**Questions to answer**
(A) Translate this sentence from the post about pandas .at into Spanish: "Similarly to loc, at provides label based scalar lookups."
(B) In the post about pandas .at, what timing did the speed test report for .loc?
(C) From the post about pandas .at, quote the stretch from "gmi = pd.MultiIndex.from_product" through "[lc, uc], seed)".

**Excerpt**
Segment Open

I've been exploring how to optimize my code and ran across pandas
.at
method. Per the documentation
Fast label-based scalar accessor
Similarly to loc, at provides label based scalar lookups. You can also set using these indexers.
So I ran some samples:
Setup
import pandas as pd
import numpy as np
from string import letters, lowercase, uppercase
lt = list(letters)
lc = list(lowercase)
uc = list(uppercase)
def gdf(rows, cols, seed=None):
"""rows and cols are what you'd pass
to pd.MultiIndex.from_product()"""
gmi = pd.MultiIndex.from_product
df = pd.DataFrame(index=gmi(rows), columns=gmi(cols))
np.random.seed(seed)
df.iloc[:, :] = np.random.rand(*df.shape)
return df
seed = [3, 1415]
df = gdf([lc, uc], [lc, uc], seed)
print df.head().T.head().T
df
looks like:
a
A B C D E
a A 0.444939 0.407554 0.460148 0.465239 0.462691
B 0.032746 0.485650 0.503892 0.351520 0.061569
C 0.777350 0.047677 0.250667 0.602878 0.570528
D 0.927783 0.653868 0.381103 0.959544 0.033253
E 0.191985 0.304597 0.195106 0.370921 0.631576
Lets use .at
and .loc
and ensure I get the same thing
print "using .loc", df.loc[('a', 'A'), ('c', 'C')]
print "using .at ", df.at[('a', 'A'), ('c', 'C')]
using .loc 0.37374090276
using .at 0.37374090276
Test speed using .loc
%%timeit
df.loc[('a', 'A'), ('c', 'C')]
10000 loops, best of 3: 180 µs per loop
Test speed using .at
%%timeit
df.at[('a', 'A'), ('c', 'C')]
The slowest run took 6.11 times longer than the fastest. This could mean that an intermediate result is being cached.

Segment Closed

**Data listing**
Segment Open

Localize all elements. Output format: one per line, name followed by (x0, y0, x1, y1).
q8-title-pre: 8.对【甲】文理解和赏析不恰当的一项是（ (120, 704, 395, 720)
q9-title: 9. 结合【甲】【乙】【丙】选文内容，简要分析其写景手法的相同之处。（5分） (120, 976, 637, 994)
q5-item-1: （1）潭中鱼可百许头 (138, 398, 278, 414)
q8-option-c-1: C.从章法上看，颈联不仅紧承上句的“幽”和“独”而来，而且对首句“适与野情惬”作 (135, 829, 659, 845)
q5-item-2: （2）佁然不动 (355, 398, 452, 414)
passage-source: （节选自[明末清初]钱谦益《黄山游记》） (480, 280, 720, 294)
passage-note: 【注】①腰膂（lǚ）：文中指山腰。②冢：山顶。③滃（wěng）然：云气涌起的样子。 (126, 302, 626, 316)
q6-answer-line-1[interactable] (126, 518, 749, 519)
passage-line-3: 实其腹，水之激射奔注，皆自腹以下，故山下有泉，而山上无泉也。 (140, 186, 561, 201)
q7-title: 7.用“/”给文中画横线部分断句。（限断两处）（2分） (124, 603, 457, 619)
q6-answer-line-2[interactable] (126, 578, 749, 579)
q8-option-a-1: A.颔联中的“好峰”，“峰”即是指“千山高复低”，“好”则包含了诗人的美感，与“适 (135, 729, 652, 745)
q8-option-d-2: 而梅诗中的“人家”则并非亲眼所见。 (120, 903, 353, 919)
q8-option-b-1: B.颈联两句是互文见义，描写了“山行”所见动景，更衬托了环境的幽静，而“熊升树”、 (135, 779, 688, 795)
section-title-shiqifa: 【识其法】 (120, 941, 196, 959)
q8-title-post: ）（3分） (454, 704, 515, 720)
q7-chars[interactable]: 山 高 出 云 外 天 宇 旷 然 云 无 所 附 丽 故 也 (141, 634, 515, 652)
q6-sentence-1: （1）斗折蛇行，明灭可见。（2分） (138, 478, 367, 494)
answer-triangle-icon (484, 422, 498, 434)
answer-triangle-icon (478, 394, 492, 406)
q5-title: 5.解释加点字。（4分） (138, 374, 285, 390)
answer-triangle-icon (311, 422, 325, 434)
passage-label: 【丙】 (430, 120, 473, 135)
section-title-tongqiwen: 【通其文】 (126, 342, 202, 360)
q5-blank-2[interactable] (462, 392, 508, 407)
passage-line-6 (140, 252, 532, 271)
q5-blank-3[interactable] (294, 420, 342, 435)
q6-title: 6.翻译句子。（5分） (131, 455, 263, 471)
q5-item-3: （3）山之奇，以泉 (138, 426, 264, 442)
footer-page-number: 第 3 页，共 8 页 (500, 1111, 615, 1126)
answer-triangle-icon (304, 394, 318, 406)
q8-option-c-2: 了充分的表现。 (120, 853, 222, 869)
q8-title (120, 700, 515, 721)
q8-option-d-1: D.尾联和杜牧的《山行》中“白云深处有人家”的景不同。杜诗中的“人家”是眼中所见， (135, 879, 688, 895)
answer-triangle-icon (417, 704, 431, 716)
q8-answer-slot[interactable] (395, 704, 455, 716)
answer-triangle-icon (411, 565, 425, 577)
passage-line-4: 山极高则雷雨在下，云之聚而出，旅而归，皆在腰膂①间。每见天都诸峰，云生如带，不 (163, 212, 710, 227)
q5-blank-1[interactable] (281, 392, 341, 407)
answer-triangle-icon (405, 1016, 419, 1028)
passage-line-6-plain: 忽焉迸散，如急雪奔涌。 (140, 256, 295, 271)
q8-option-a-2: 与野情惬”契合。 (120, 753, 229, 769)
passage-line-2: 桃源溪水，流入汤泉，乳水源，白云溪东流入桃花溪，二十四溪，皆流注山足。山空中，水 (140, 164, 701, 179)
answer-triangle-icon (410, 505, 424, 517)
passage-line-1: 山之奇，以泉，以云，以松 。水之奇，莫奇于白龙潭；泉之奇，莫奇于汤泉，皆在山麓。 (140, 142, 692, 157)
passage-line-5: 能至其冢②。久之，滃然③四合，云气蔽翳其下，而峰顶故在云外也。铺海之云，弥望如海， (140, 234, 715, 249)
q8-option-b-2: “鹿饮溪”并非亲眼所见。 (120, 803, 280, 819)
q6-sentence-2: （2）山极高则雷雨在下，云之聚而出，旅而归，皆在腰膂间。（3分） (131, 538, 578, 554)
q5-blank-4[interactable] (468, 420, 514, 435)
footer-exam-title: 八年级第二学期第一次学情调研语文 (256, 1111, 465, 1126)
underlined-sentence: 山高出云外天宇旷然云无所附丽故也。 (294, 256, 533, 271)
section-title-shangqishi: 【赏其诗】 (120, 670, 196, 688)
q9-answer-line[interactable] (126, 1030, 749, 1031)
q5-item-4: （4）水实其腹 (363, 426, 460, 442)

Segment Closed

**Responses to the tasks**
(A) De manera similar a loc, at proporciona búsquedas escalares basadas en etiquetas.

(B) 10000 loops, best of 3: 180 µs per loop.

(C)
gmi = pd.MultiIndex.from_product
df = pd.DataFrame(index=gmi(rows), columns=gmi(cols))
np.random.seed(seed)
df.iloc[:, :] = np.random.rand(*df.shape)
return df
seed = [3, 1415]
df = gdf([lc, uc], [lc, uc], seed)